Short task:
Transcribe the lines below verbatim, skipping the images.

Data:
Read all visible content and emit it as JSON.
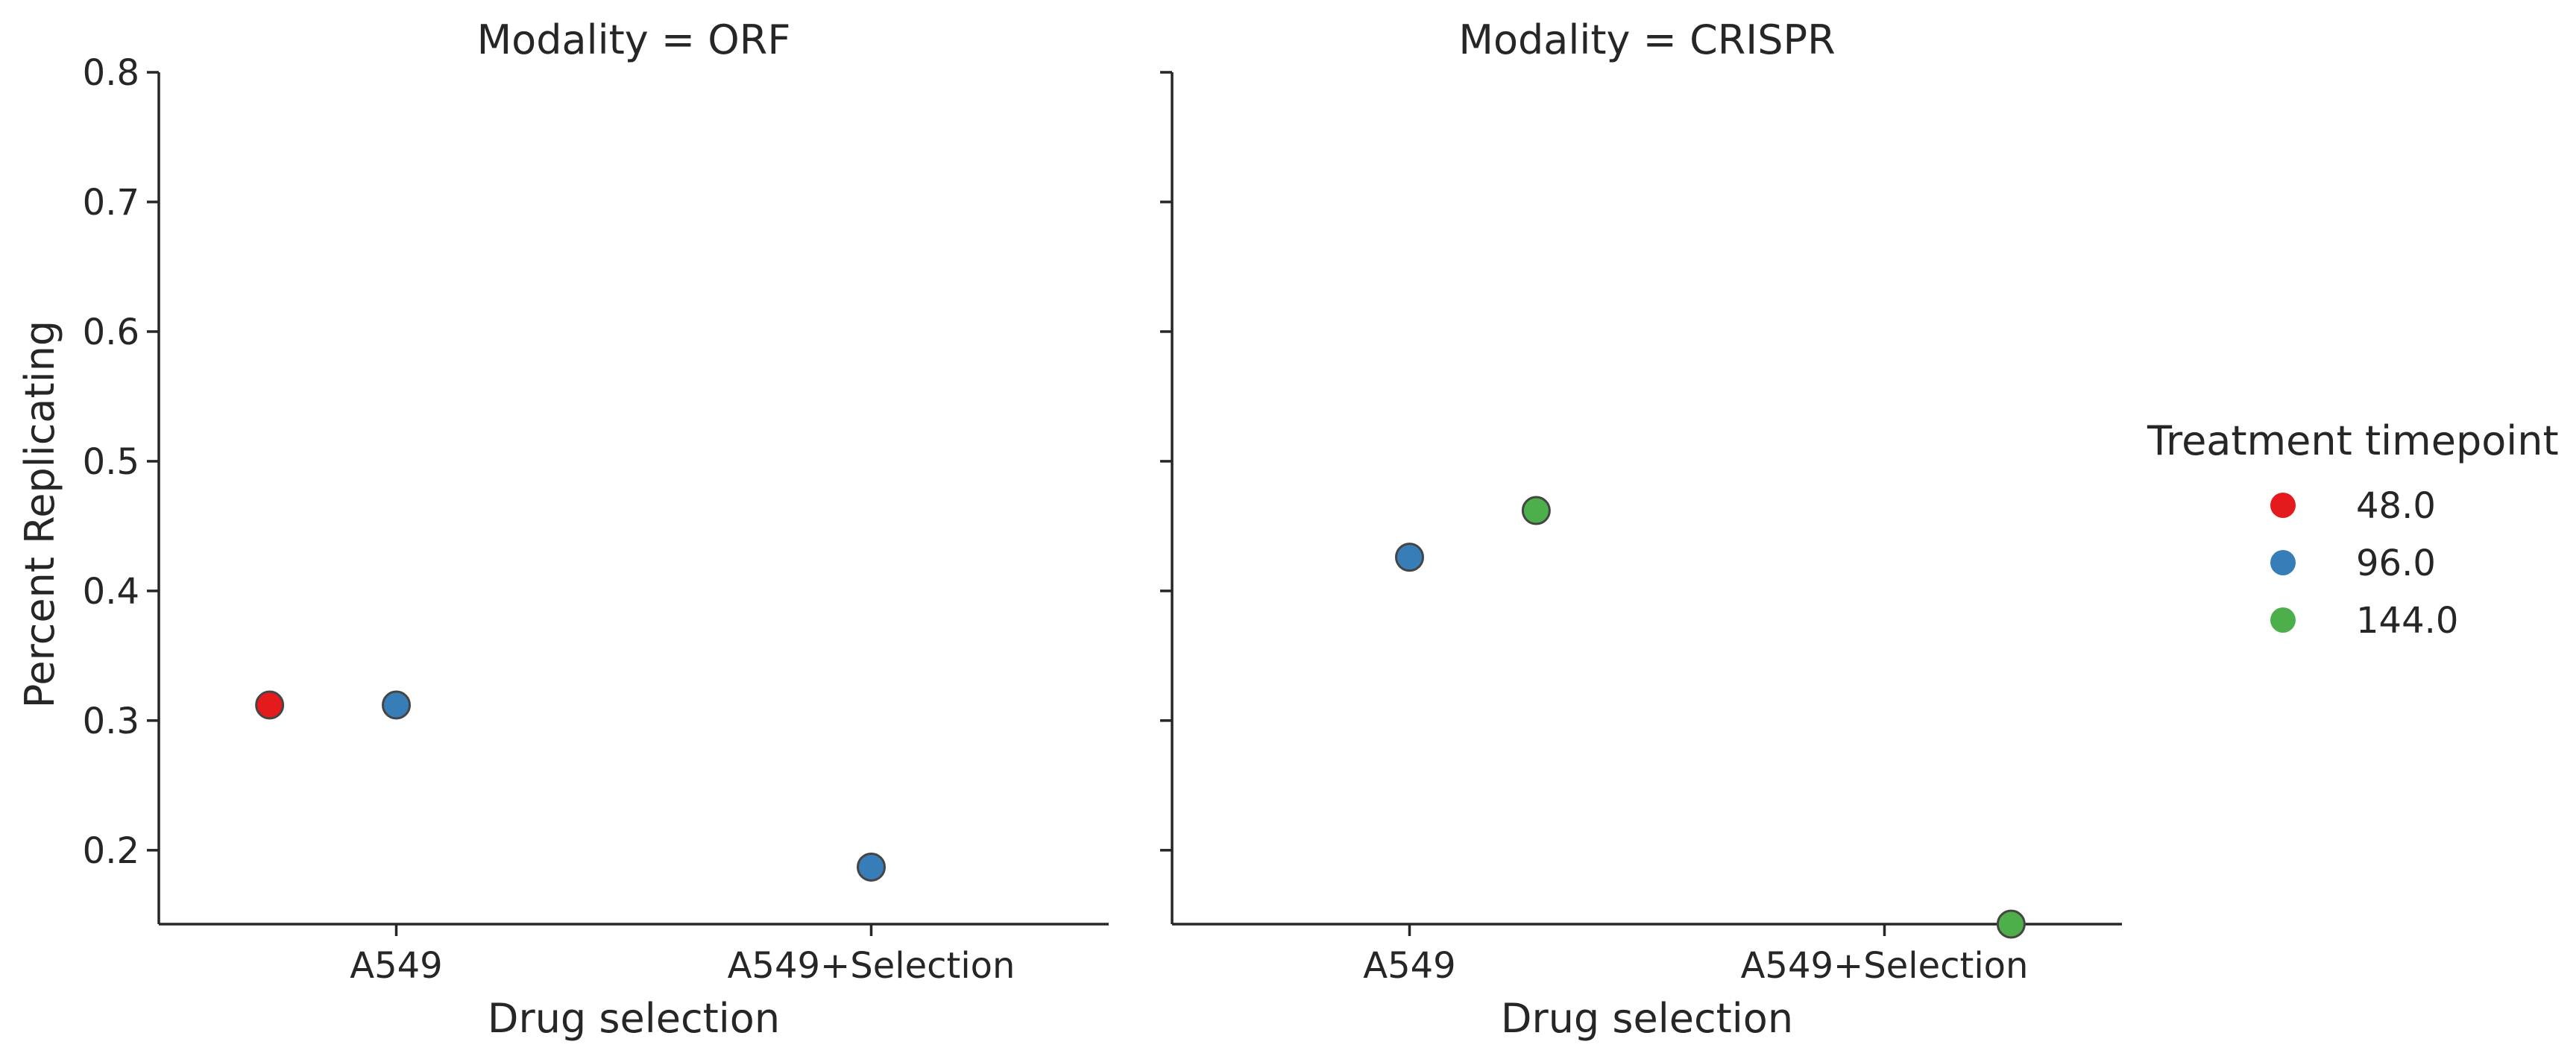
{
  "chart_data": {
    "type": "scatter",
    "ylabel": "Percent Replicating",
    "ylim": [
      0.143,
      0.8
    ],
    "yticks": [
      0.2,
      0.3,
      0.4,
      0.5,
      0.6,
      0.7,
      0.8
    ],
    "xlabel": "Drug selection",
    "categories": [
      "A549",
      "A549+Selection"
    ],
    "legend": {
      "title": "Treatment timepoint",
      "placement": "right",
      "entries": [
        {
          "label": "48.0",
          "color": "#e41a1c"
        },
        {
          "label": "96.0",
          "color": "#377eb8"
        },
        {
          "label": "144.0",
          "color": "#4daf4a"
        }
      ]
    },
    "hue_order": [
      "48.0",
      "96.0",
      "144.0"
    ],
    "panels": [
      {
        "title": "Modality = ORF",
        "points": [
          {
            "category": "A549",
            "hue": "48.0",
            "y": 0.312
          },
          {
            "category": "A549",
            "hue": "96.0",
            "y": 0.312
          },
          {
            "category": "A549+Selection",
            "hue": "96.0",
            "y": 0.187
          }
        ]
      },
      {
        "title": "Modality = CRISPR",
        "points": [
          {
            "category": "A549",
            "hue": "96.0",
            "y": 0.426
          },
          {
            "category": "A549",
            "hue": "144.0",
            "y": 0.462
          },
          {
            "category": "A549+Selection",
            "hue": "144.0",
            "y": 0.143
          }
        ]
      }
    ]
  }
}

Solution for this problem:
Read all visible content and emit it as JSON.
{
  "chart_data": {
    "type": "scatter",
    "ylabel": "Percent Replicating",
    "ylim": [
      0.143,
      0.8
    ],
    "yticks": [
      0.2,
      0.3,
      0.4,
      0.5,
      0.6,
      0.7,
      0.8
    ],
    "xlabel": "Drug selection",
    "categories": [
      "A549",
      "A549+Selection"
    ],
    "legend": {
      "title": "Treatment timepoint",
      "placement": "right",
      "entries": [
        {
          "label": "48.0",
          "color": "#e41a1c"
        },
        {
          "label": "96.0",
          "color": "#377eb8"
        },
        {
          "label": "144.0",
          "color": "#4daf4a"
        }
      ]
    },
    "hue_order": [
      "48.0",
      "96.0",
      "144.0"
    ],
    "panels": [
      {
        "title": "Modality = ORF",
        "points": [
          {
            "category": "A549",
            "hue": "48.0",
            "y": 0.312
          },
          {
            "category": "A549",
            "hue": "96.0",
            "y": 0.312
          },
          {
            "category": "A549+Selection",
            "hue": "96.0",
            "y": 0.187
          }
        ]
      },
      {
        "title": "Modality = CRISPR",
        "points": [
          {
            "category": "A549",
            "hue": "96.0",
            "y": 0.426
          },
          {
            "category": "A549",
            "hue": "144.0",
            "y": 0.462
          },
          {
            "category": "A549+Selection",
            "hue": "144.0",
            "y": 0.143
          }
        ]
      }
    ]
  }
}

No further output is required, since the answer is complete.